--- Start Stored records ---

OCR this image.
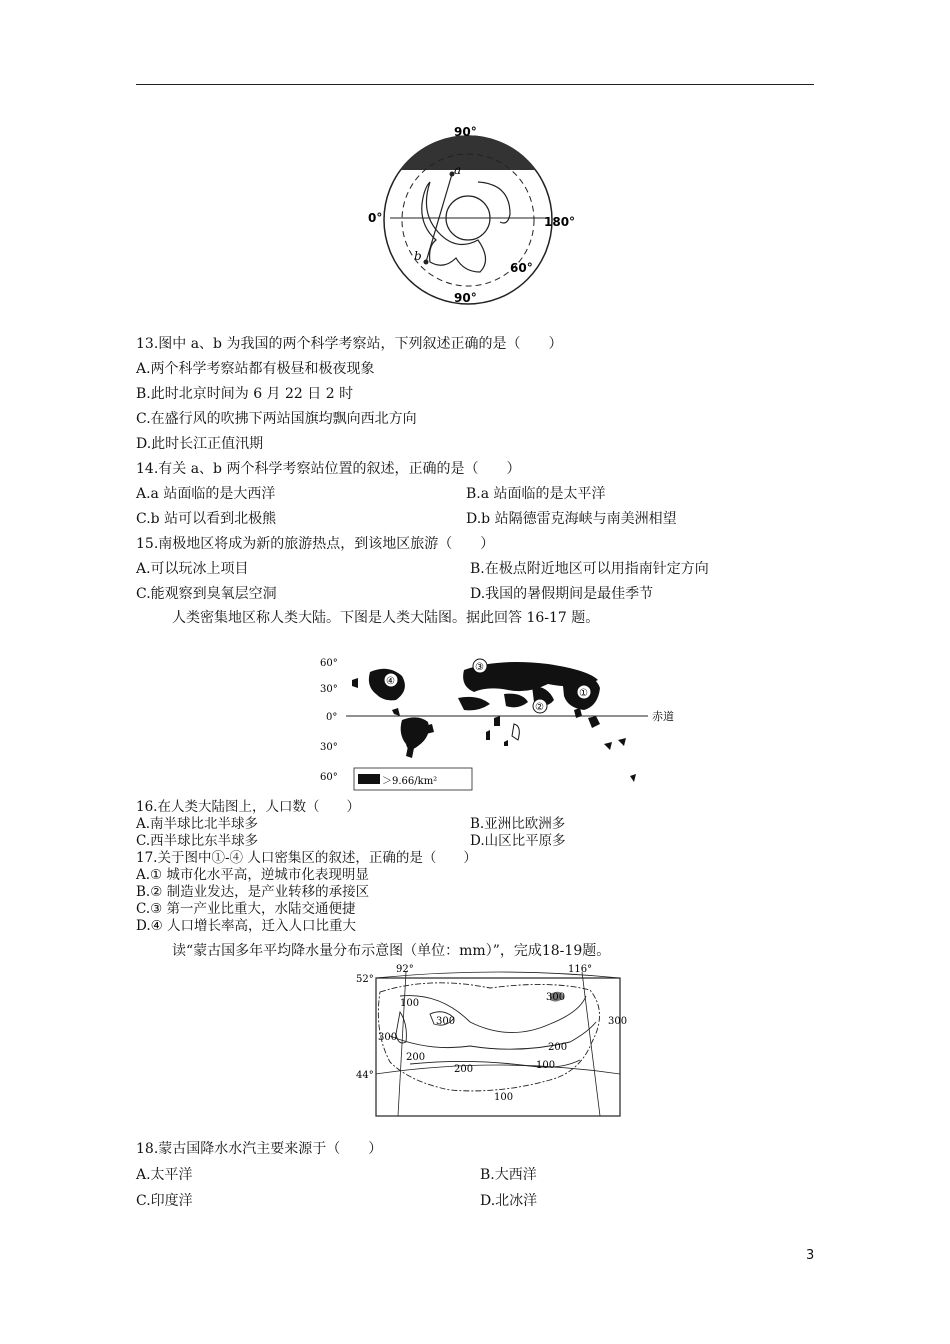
90°
0°	180°
90°
60°
a
b
13.图中 a、b 为我国的两个科学考察站，下列叙述正确的是（　　）
A.两个科学考察站都有极昼和极夜现象
B.此时北京时间为 6 月 22 日 2 时
C.在盛行风的吹拂下两站国旗均飘向西北方向
D.此时长江正值汛期
14.有关 a、b 两个科学考察站位置的叙述，正确的是（　　）
A.a 站面临的是大西洋	B.a 站面临的是太平洋
C.b 站可以看到北极熊	D.b 站隔德雷克海峡与南美洲相望
15.南极地区将成为新的旅游热点，到该地区旅游（　　）
A.可以玩冰上项目	B.在极点附近地区可以用指南针定方向
C.能观察到臭氧层空洞	D.我国的暑假期间是最佳季节
人类密集地区称人类大陆。下图是人类大陆图。据此回答 16-17 题。
60°
30°
0°
30°
60°
赤道
④
③
②
①
＞9.66/km²
16.在人类大陆图上，人口数（　　）
A.南半球比北半球多	B.亚洲比欧洲多
C.西半球比东半球多	D.山区比平原多
17.关于图中①-④ 人口密集区的叙述，正确的是（　　）
A.① 城市化水平高，逆城市化表现明显
B.② 制造业发达，是产业转移的承接区
C.③ 第一产业比重大，水陆交通便捷
D.④ 人口增长率高，迁入人口比重大
读“蒙古国多年平均降水量分布示意图（单位：mm）”，完成18-19题。
52°
44°
92°	116°
100
300
300
300
300
200
200
200
100
100
18.蒙古国降水水汽主要来源于（　　）
A.太平洋	B.大西洋
C.印度洋	D.北冰洋
3
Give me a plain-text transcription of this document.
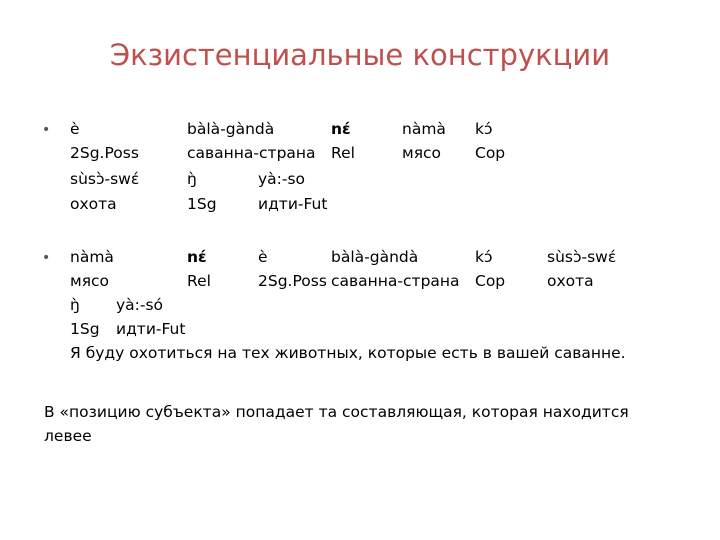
Экзистенциальные конструкции
• è
2Sg.Poss
bàlà-gàndà
саванна-страна
nɛ́
Rel
nàmà
мясо
kɔ́
Cop
sùsɔ̀-swɛ́
охота
ŋ̀
1Sg
yà:-so
идти-Fut
• nàmà
мясо
nɛ́
Rel
è
2Sg.Poss
bàlà-gàndà
саванна-страна
kɔ́
Cop
sùsɔ̀-swɛ́
охота
ŋ̀ yà:-só
1Sg идти-Fut
Я буду охотиться на тех животных, которые есть в вашей саванне.
В «позицию субъекта» попадает та составляющая, которая находится
левее
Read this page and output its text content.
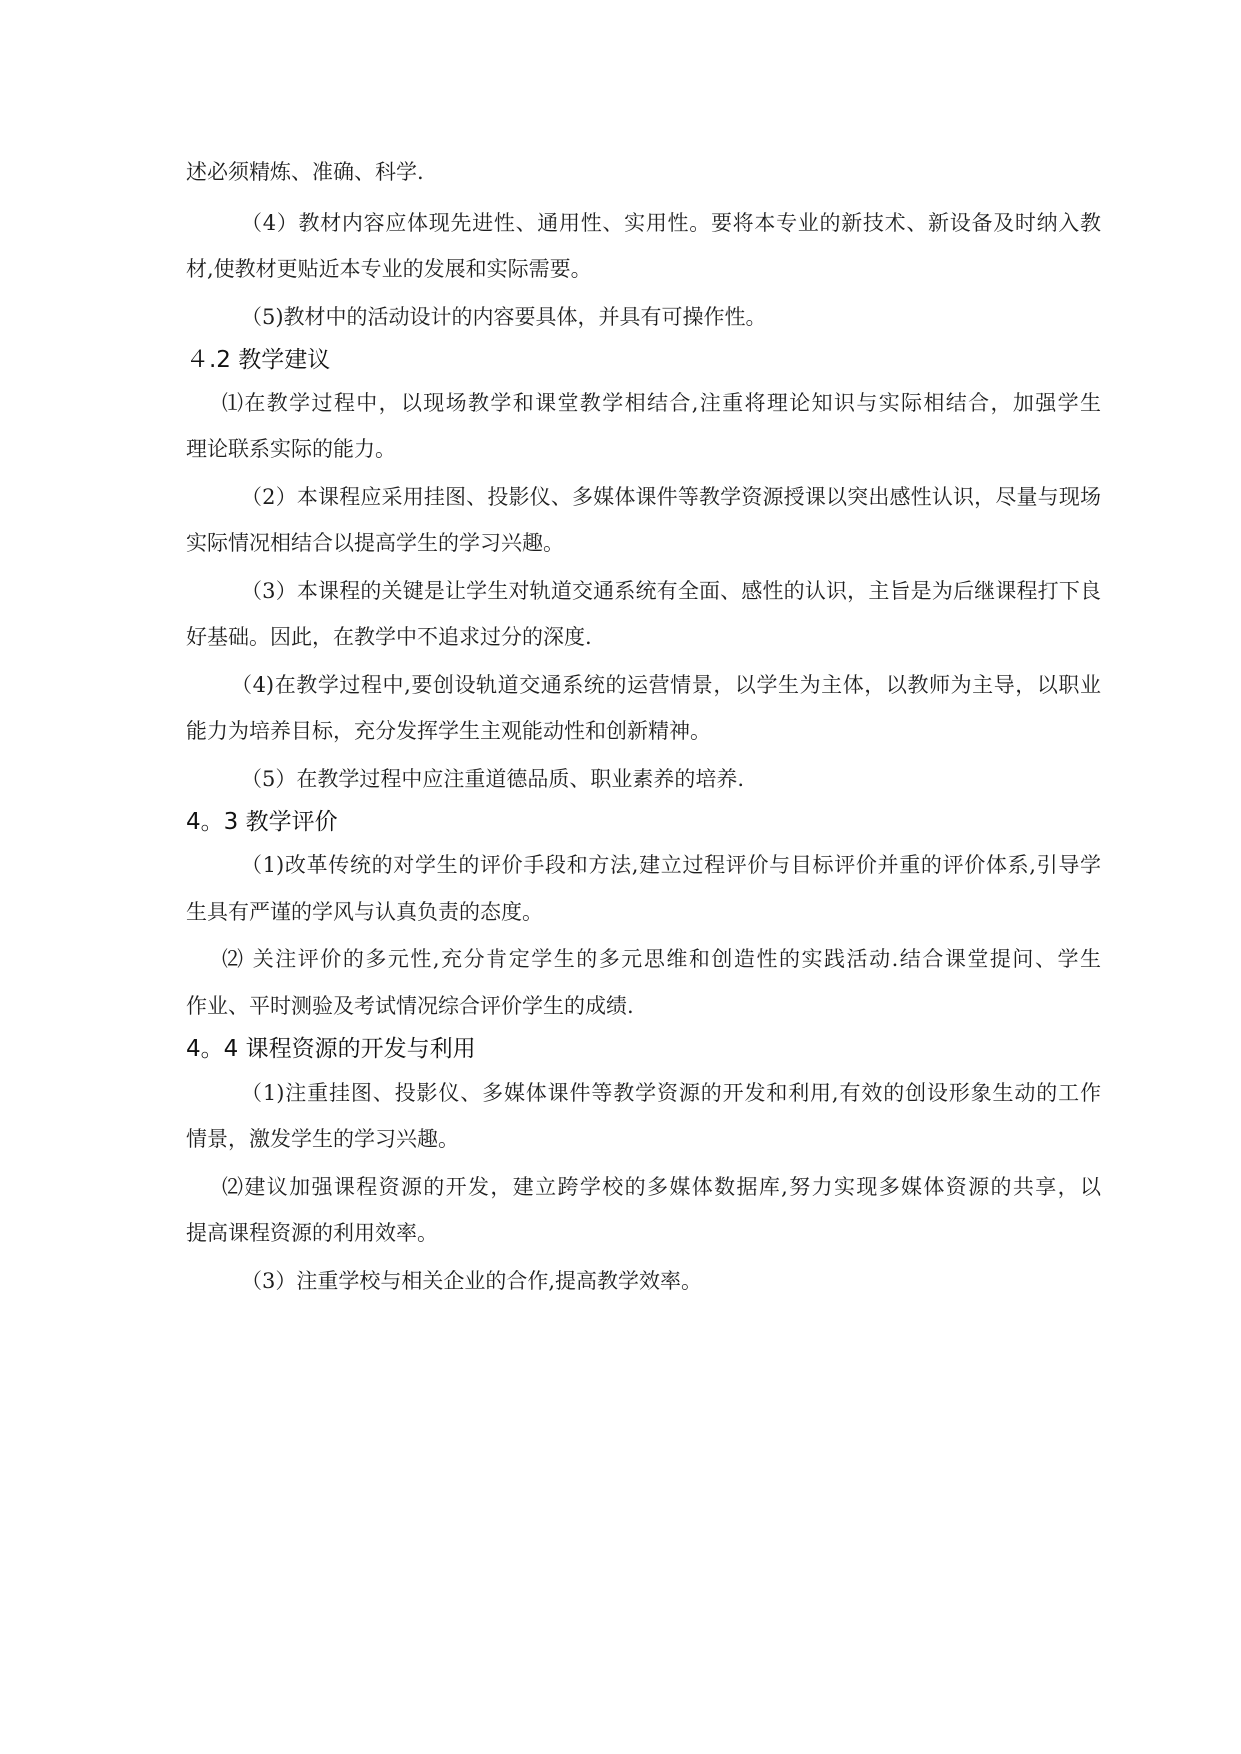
述必须精炼、准确、科学.
（4）教材内容应体现先进性、通用性、实用性。要将本专业的新技术、新设备及时纳入教
材,使教材更贴近本专业的发展和实际需要。
（5)教材中的活动设计的内容要具体，并具有可操作性。
４.2 教学建议
⑴在教学过程中，以现场教学和课堂教学相结合,注重将理论知识与实际相结合，加强学生
理论联系实际的能力。
（2）本课程应采用挂图、投影仪、多媒体课件等教学资源授课以突出感性认识，尽量与现场
实际情况相结合以提高学生的学习兴趣。
（3）本课程的关键是让学生对轨道交通系统有全面、感性的认识，主旨是为后继课程打下良
好基础。因此，在教学中不追求过分的深度.
（4)在教学过程中,要创设轨道交通系统的运营情景，以学生为主体，以教师为主导，以职业
能力为培养目标，充分发挥学生主观能动性和创新精神。
（5）在教学过程中应注重道德品质、职业素养的培养.
4。3 教学评价
（1)改革传统的对学生的评价手段和方法,建立过程评价与目标评价并重的评价体系,引导学
生具有严谨的学风与认真负责的态度。
⑵ 关注评价的多元性,充分肯定学生的多元思维和创造性的实践活动.结合课堂提问、学生
作业、平时测验及考试情况综合评价学生的成绩.
4。4 课程资源的开发与利用
（1)注重挂图、投影仪、多媒体课件等教学资源的开发和利用,有效的创设形象生动的工作
情景，激发学生的学习兴趣。
⑵建议加强课程资源的开发，建立跨学校的多媒体数据库,努力实现多媒体资源的共享，以
提高课程资源的利用效率。
（3）注重学校与相关企业的合作,提高教学效率。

--- End Stored records ---

• **What is needed**:
Nothing but the lines from the one holding "Read this page and output its text content." to the end of the entries above should be echoed, exactly and with both ends included; omit the pictures.

• **Exercise output**:
Read this page and output its text content.
述必须精炼、准确、科学.
（4）教材内容应体现先进性、通用性、实用性。要将本专业的新技术、新设备及时纳入教
材,使教材更贴近本专业的发展和实际需要。
（5)教材中的活动设计的内容要具体，并具有可操作性。
４.2 教学建议
⑴在教学过程中，以现场教学和课堂教学相结合,注重将理论知识与实际相结合，加强学生
理论联系实际的能力。
（2）本课程应采用挂图、投影仪、多媒体课件等教学资源授课以突出感性认识，尽量与现场
实际情况相结合以提高学生的学习兴趣。
（3）本课程的关键是让学生对轨道交通系统有全面、感性的认识，主旨是为后继课程打下良
好基础。因此，在教学中不追求过分的深度.
（4)在教学过程中,要创设轨道交通系统的运营情景，以学生为主体，以教师为主导，以职业
能力为培养目标，充分发挥学生主观能动性和创新精神。
（5）在教学过程中应注重道德品质、职业素养的培养.
4。3 教学评价
（1)改革传统的对学生的评价手段和方法,建立过程评价与目标评价并重的评价体系,引导学
生具有严谨的学风与认真负责的态度。
⑵ 关注评价的多元性,充分肯定学生的多元思维和创造性的实践活动.结合课堂提问、学生
作业、平时测验及考试情况综合评价学生的成绩.
4。4 课程资源的开发与利用
（1)注重挂图、投影仪、多媒体课件等教学资源的开发和利用,有效的创设形象生动的工作
情景，激发学生的学习兴趣。
⑵建议加强课程资源的开发，建立跨学校的多媒体数据库,努力实现多媒体资源的共享，以
提高课程资源的利用效率。
（3）注重学校与相关企业的合作,提高教学效率。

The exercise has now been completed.